Saved entries
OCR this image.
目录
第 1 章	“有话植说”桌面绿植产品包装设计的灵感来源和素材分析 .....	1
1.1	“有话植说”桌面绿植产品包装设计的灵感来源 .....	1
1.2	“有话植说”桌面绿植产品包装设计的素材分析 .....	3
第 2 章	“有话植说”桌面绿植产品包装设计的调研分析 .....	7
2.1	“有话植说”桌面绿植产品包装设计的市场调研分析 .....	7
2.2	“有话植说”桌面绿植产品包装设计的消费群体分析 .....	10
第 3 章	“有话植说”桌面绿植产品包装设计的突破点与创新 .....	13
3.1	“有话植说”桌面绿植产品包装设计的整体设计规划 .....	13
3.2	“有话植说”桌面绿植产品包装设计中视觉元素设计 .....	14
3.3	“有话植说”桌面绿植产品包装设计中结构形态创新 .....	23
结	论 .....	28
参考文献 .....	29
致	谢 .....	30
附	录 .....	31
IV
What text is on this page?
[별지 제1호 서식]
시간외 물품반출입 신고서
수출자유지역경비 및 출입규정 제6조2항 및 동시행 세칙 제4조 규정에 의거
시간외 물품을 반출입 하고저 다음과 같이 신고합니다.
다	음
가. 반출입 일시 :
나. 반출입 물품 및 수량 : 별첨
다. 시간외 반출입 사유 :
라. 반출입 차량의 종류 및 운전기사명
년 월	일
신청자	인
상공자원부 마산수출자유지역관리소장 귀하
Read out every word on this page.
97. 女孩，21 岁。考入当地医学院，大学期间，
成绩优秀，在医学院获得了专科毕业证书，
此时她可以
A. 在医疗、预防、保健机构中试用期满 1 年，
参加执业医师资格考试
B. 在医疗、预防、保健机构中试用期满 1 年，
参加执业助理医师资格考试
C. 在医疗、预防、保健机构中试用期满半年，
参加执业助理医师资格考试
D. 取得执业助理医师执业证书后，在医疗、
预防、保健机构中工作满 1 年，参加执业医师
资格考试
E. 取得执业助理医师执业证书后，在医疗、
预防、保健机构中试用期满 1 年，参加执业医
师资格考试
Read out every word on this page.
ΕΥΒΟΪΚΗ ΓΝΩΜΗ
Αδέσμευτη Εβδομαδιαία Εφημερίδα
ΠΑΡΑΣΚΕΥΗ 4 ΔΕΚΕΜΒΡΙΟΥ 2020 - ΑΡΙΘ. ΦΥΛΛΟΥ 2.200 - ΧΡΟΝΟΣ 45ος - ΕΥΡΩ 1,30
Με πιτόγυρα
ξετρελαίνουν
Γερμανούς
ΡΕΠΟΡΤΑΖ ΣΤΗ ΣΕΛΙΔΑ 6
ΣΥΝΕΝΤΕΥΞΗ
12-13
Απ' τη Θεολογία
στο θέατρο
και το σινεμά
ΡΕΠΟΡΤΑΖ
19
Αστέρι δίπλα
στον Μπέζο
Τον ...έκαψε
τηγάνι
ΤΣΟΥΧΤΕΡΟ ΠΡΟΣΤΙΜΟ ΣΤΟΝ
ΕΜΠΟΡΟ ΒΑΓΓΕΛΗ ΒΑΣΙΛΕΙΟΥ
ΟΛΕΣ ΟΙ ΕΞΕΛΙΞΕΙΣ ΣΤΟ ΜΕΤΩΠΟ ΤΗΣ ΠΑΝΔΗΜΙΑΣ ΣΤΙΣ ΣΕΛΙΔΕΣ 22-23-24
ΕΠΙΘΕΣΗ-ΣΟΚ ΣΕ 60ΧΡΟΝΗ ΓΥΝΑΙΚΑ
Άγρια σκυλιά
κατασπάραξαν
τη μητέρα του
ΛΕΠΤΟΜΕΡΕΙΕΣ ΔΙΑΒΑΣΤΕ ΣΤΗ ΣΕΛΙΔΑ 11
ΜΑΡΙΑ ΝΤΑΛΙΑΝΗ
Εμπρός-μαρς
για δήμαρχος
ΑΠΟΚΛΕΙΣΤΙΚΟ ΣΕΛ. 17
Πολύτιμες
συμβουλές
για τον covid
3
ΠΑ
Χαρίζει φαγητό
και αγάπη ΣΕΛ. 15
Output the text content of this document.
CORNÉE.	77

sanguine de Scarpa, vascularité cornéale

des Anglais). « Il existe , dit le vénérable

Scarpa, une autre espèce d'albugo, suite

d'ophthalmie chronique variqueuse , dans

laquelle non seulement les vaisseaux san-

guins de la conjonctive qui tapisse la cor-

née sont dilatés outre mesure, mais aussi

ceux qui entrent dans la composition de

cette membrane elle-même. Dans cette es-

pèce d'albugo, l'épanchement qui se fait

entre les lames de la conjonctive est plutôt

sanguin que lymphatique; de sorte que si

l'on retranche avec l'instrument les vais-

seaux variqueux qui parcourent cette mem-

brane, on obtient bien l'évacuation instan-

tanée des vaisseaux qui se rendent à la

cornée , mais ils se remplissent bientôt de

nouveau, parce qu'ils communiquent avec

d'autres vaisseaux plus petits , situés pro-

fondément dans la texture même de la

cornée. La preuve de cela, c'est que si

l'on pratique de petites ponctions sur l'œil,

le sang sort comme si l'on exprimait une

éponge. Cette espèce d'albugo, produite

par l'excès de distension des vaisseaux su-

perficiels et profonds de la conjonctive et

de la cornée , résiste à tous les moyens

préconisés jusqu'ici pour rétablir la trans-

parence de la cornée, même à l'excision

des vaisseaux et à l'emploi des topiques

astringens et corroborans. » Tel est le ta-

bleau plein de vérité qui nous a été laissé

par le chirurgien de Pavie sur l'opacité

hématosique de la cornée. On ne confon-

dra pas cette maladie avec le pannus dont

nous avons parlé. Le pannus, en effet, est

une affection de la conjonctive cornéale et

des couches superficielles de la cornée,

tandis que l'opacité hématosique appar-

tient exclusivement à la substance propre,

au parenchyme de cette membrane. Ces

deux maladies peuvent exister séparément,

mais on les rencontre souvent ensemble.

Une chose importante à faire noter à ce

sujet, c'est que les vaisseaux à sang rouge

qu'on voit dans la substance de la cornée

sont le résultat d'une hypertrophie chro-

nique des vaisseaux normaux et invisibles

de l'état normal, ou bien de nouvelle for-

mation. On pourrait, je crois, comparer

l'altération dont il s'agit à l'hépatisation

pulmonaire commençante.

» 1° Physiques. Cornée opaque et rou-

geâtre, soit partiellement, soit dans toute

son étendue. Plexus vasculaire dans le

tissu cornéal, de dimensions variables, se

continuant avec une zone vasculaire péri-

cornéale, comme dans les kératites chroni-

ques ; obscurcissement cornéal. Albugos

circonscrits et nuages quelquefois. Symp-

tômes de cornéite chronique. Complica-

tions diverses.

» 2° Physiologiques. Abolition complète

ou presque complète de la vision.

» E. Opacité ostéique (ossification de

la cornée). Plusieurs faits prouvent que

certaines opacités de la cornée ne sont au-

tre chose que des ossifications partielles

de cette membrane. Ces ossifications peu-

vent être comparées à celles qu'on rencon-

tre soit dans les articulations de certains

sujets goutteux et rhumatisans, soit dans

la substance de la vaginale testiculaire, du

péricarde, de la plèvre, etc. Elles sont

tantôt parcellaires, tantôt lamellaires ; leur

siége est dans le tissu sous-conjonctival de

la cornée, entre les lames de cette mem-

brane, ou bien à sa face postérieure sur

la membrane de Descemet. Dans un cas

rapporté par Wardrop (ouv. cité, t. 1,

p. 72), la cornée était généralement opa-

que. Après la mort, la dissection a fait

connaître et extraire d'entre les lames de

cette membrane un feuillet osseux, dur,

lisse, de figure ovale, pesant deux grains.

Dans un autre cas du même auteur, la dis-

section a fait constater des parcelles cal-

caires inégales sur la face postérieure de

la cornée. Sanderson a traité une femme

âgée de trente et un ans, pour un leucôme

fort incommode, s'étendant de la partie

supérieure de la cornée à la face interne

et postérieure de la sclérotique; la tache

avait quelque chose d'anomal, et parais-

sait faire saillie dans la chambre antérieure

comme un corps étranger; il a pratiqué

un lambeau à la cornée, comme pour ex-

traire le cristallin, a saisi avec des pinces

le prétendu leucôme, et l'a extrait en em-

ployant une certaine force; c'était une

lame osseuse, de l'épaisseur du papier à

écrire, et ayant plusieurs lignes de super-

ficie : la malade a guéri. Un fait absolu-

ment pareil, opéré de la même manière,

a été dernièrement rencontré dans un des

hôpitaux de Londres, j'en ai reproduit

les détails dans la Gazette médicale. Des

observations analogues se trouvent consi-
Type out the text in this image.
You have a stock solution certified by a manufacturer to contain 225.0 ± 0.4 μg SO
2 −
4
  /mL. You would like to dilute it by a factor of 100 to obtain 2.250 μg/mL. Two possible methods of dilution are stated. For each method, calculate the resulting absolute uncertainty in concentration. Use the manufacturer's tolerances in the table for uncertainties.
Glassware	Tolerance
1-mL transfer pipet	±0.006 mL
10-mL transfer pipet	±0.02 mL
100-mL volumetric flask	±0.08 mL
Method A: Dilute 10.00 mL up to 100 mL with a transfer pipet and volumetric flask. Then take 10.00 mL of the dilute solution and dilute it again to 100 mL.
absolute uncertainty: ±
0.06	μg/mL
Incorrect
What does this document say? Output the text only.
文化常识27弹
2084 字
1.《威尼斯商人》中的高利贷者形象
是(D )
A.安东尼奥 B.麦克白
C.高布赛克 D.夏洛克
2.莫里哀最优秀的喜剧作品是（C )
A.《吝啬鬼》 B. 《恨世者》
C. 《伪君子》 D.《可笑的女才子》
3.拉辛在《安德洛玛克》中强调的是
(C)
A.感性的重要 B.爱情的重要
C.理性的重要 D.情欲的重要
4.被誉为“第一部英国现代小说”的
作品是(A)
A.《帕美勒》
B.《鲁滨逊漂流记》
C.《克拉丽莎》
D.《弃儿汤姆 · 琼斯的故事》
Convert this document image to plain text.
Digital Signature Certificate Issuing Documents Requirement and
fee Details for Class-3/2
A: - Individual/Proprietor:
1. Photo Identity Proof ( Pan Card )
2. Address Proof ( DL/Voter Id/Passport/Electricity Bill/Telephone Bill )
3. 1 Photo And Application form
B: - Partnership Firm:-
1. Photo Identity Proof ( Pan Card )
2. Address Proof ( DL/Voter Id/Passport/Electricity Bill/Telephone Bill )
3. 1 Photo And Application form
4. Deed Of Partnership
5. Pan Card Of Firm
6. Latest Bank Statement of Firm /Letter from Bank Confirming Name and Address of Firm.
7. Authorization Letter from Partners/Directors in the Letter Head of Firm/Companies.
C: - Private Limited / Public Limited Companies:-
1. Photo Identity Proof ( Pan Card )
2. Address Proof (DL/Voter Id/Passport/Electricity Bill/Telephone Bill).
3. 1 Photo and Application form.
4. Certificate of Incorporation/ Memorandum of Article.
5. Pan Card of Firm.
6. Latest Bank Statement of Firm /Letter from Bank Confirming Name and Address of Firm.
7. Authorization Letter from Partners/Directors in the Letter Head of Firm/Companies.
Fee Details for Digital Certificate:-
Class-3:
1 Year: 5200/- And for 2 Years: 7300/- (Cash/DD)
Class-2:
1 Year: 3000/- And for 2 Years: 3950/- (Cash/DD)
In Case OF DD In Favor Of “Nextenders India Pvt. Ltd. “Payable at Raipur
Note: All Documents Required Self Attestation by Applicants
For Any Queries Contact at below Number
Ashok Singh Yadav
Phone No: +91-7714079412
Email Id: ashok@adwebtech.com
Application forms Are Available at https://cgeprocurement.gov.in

→ **EXERCISE AIM**
Show the lines of the data that hold the word "faire".

→ **SOLUTION TO THE PROBLEM**
Une chose importante à faire noter à ce
sait faire saillie dans la chambre antérieure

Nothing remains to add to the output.